Set down the data below without change, skipping the pictures it holds.

■ Supplied information ■
++++++

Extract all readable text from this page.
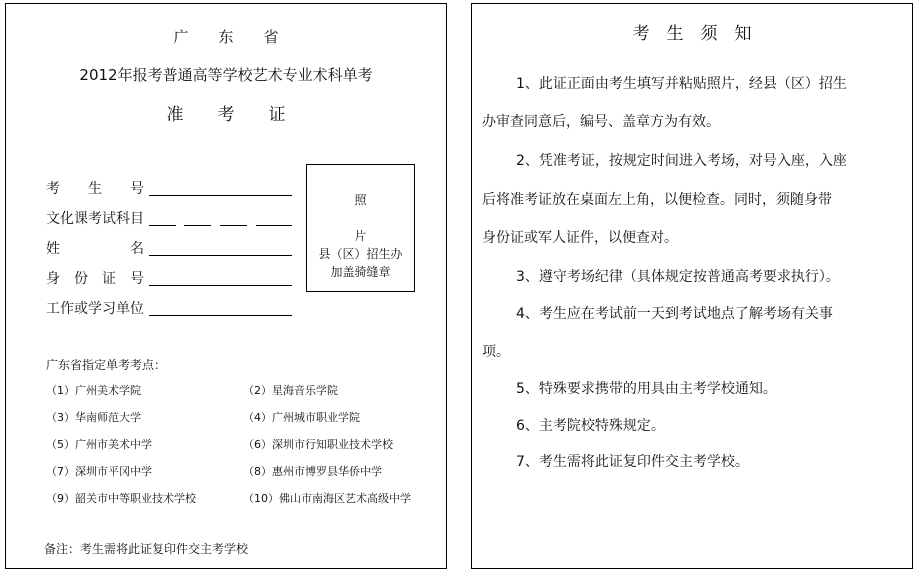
广　　东　　省
2012年报考普通高等学校艺术专业术科单考
准　　考　　证
考　　生　　号
文化课考试科目
姓　　　　　名
身　份　证　号
工作或学习单位
照
片
县（区）招生办
加盖骑缝章
广东省指定单考考点：
（1）广州美术学院	（2）星海音乐学院
（3）华南师范大学	（4）广州城市职业学院
（5）广州市美术中学	（6）深圳市行知职业技术学校
（7）深圳市平冈中学	（8）惠州市博罗县华侨中学
（9）韶关市中等职业技术学校	（10）佛山市南海区艺术高级中学
备注：考生需将此证复印件交主考学校
考　生　须　知
1、此证正面由考生填写并粘贴照片，经县（区）招生
办审查同意后，编号、盖章方为有效。
2、凭准考证，按规定时间进入考场，对号入座，入座
后将准考证放在桌面左上角，以便检查。同时，须随身带
身份证或军人证件，以便查对。
3、遵守考场纪律（具体规定按普通高考要求执行）。
4、考生应在考试前一天到考试地点了解考场有关事
项。
5、特殊要求携带的用具由主考学校通知。
6、主考院校特殊规定。
7、考生需将此证复印件交主考学校。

++++++

■ Task answer ■
Extract all readable text from this page.
广　　东　　省
2012年报考普通高等学校艺术专业术科单考
准　　考　　证
考　　生　　号
文化课考试科目
姓　　　　　名
身　份　证　号
工作或学习单位
照
片
县（区）招生办
加盖骑缝章
广东省指定单考考点：
（1）广州美术学院	（2）星海音乐学院
（3）华南师范大学	（4）广州城市职业学院
（5）广州市美术中学	（6）深圳市行知职业技术学校
（7）深圳市平冈中学	（8）惠州市博罗县华侨中学
（9）韶关市中等职业技术学校	（10）佛山市南海区艺术高级中学
备注：考生需将此证复印件交主考学校
考　生　须　知
1、此证正面由考生填写并粘贴照片，经县（区）招生
办审查同意后，编号、盖章方为有效。
2、凭准考证，按规定时间进入考场，对号入座，入座
后将准考证放在桌面左上角，以便检查。同时，须随身带
身份证或军人证件，以便查对。
3、遵守考场纪律（具体规定按普通高考要求执行）。
4、考生应在考试前一天到考试地点了解考场有关事
项。
5、特殊要求携带的用具由主考学校通知。
6、主考院校特殊规定。
7、考生需将此证复印件交主考学校。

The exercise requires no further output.